### Exercise
Below is a set of records; print all of them exactly as written.

=== Material ===

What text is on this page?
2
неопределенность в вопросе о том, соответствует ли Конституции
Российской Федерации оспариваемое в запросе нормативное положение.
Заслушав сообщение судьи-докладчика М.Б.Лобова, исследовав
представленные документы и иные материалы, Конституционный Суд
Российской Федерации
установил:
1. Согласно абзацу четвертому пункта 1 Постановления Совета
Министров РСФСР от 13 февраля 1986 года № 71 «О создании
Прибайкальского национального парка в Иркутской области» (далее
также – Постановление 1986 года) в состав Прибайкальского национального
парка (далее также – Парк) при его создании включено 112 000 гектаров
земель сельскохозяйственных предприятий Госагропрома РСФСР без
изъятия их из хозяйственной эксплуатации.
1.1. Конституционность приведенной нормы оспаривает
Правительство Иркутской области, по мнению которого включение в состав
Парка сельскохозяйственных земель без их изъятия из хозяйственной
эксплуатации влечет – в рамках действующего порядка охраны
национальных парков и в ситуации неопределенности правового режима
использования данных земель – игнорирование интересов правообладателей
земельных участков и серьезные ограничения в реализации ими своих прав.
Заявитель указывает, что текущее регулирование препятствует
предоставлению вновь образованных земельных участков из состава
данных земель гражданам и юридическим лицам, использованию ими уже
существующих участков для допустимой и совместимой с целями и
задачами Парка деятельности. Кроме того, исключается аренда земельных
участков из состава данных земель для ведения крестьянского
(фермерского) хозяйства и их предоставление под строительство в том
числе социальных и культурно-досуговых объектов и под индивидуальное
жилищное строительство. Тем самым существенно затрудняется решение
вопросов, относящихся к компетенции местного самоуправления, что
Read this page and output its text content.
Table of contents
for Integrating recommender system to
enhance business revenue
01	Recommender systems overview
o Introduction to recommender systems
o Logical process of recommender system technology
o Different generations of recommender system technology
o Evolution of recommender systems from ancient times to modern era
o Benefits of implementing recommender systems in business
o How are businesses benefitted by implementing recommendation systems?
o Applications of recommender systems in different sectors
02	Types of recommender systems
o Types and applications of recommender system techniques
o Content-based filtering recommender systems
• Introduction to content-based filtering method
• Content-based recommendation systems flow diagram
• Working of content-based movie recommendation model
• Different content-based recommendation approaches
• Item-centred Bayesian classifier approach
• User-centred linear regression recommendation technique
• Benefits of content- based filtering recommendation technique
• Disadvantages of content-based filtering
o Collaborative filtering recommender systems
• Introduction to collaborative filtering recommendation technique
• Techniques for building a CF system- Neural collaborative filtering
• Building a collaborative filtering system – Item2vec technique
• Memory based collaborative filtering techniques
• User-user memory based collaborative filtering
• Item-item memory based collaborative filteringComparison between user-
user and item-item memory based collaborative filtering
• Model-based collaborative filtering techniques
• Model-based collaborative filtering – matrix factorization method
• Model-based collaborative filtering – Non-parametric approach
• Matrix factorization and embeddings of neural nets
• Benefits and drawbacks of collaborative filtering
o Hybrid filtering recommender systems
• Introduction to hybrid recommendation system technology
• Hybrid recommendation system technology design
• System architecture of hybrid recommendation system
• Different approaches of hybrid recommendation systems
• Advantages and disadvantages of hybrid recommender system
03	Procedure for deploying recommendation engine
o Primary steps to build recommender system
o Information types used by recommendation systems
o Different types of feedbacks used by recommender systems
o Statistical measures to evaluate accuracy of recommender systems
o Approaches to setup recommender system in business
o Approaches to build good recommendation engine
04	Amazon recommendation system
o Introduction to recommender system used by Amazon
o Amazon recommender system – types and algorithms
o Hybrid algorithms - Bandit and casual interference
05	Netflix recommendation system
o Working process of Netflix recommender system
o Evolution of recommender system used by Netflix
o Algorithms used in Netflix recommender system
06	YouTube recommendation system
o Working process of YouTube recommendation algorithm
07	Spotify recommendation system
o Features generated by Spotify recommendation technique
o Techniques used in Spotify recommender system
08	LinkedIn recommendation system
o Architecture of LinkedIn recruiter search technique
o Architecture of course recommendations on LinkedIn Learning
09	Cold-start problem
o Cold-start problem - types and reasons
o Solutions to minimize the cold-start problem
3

===

### Full answer
What text is on this page?
2
неопределенность в вопросе о том, соответствует ли Конституции
Российской Федерации оспариваемое в запросе нормативное положение.
Заслушав сообщение судьи-докладчика М.Б.Лобова, исследовав
представленные документы и иные материалы, Конституционный Суд
Российской Федерации
установил:
1. Согласно абзацу четвертому пункта 1 Постановления Совета
Министров РСФСР от 13 февраля 1986 года № 71 «О создании
Прибайкальского национального парка в Иркутской области» (далее
также – Постановление 1986 года) в состав Прибайкальского национального
парка (далее также – Парк) при его создании включено 112 000 гектаров
земель сельскохозяйственных предприятий Госагропрома РСФСР без
изъятия их из хозяйственной эксплуатации.
1.1. Конституционность приведенной нормы оспаривает
Правительство Иркутской области, по мнению которого включение в состав
Парка сельскохозяйственных земель без их изъятия из хозяйственной
эксплуатации влечет – в рамках действующего порядка охраны
национальных парков и в ситуации неопределенности правового режима
использования данных земель – игнорирование интересов правообладателей
земельных участков и серьезные ограничения в реализации ими своих прав.
Заявитель указывает, что текущее регулирование препятствует
предоставлению вновь образованных земельных участков из состава
данных земель гражданам и юридическим лицам, использованию ими уже
существующих участков для допустимой и совместимой с целями и
задачами Парка деятельности. Кроме того, исключается аренда земельных
участков из состава данных земель для ведения крестьянского
(фермерского) хозяйства и их предоставление под строительство в том
числе социальных и культурно-досуговых объектов и под индивидуальное
жилищное строительство. Тем самым существенно затрудняется решение
вопросов, относящихся к компетенции местного самоуправления, что
Read this page and output its text content.
Table of contents
for Integrating recommender system to
enhance business revenue
01	Recommender systems overview
o Introduction to recommender systems
o Logical process of recommender system technology
o Different generations of recommender system technology
o Evolution of recommender systems from ancient times to modern era
o Benefits of implementing recommender systems in business
o How are businesses benefitted by implementing recommendation systems?
o Applications of recommender systems in different sectors
02	Types of recommender systems
o Types and applications of recommender system techniques
o Content-based filtering recommender systems
• Introduction to content-based filtering method
• Content-based recommendation systems flow diagram
• Working of content-based movie recommendation model
• Different content-based recommendation approaches
• Item-centred Bayesian classifier approach
• User-centred linear regression recommendation technique
• Benefits of content- based filtering recommendation technique
• Disadvantages of content-based filtering
o Collaborative filtering recommender systems
• Introduction to collaborative filtering recommendation technique
• Techniques for building a CF system- Neural collaborative filtering
• Building a collaborative filtering system – Item2vec technique
• Memory based collaborative filtering techniques
• User-user memory based collaborative filtering
• Item-item memory based collaborative filteringComparison between user-
user and item-item memory based collaborative filtering
• Model-based collaborative filtering techniques
• Model-based collaborative filtering – matrix factorization method
• Model-based collaborative filtering – Non-parametric approach
• Matrix factorization and embeddings of neural nets
• Benefits and drawbacks of collaborative filtering
o Hybrid filtering recommender systems
• Introduction to hybrid recommendation system technology
• Hybrid recommendation system technology design
• System architecture of hybrid recommendation system
• Different approaches of hybrid recommendation systems
• Advantages and disadvantages of hybrid recommender system
03	Procedure for deploying recommendation engine
o Primary steps to build recommender system
o Information types used by recommendation systems
o Different types of feedbacks used by recommender systems
o Statistical measures to evaluate accuracy of recommender systems
o Approaches to setup recommender system in business
o Approaches to build good recommendation engine
04	Amazon recommendation system
o Introduction to recommender system used by Amazon
o Amazon recommender system – types and algorithms
o Hybrid algorithms - Bandit and casual interference
05	Netflix recommendation system
o Working process of Netflix recommender system
o Evolution of recommender system used by Netflix
o Algorithms used in Netflix recommender system
06	YouTube recommendation system
o Working process of YouTube recommendation algorithm
07	Spotify recommendation system
o Features generated by Spotify recommendation technique
o Techniques used in Spotify recommender system
08	LinkedIn recommendation system
o Architecture of LinkedIn recruiter search technique
o Architecture of course recommendations on LinkedIn Learning
09	Cold-start problem
o Cold-start problem - types and reasons
o Solutions to minimize the cold-start problem
3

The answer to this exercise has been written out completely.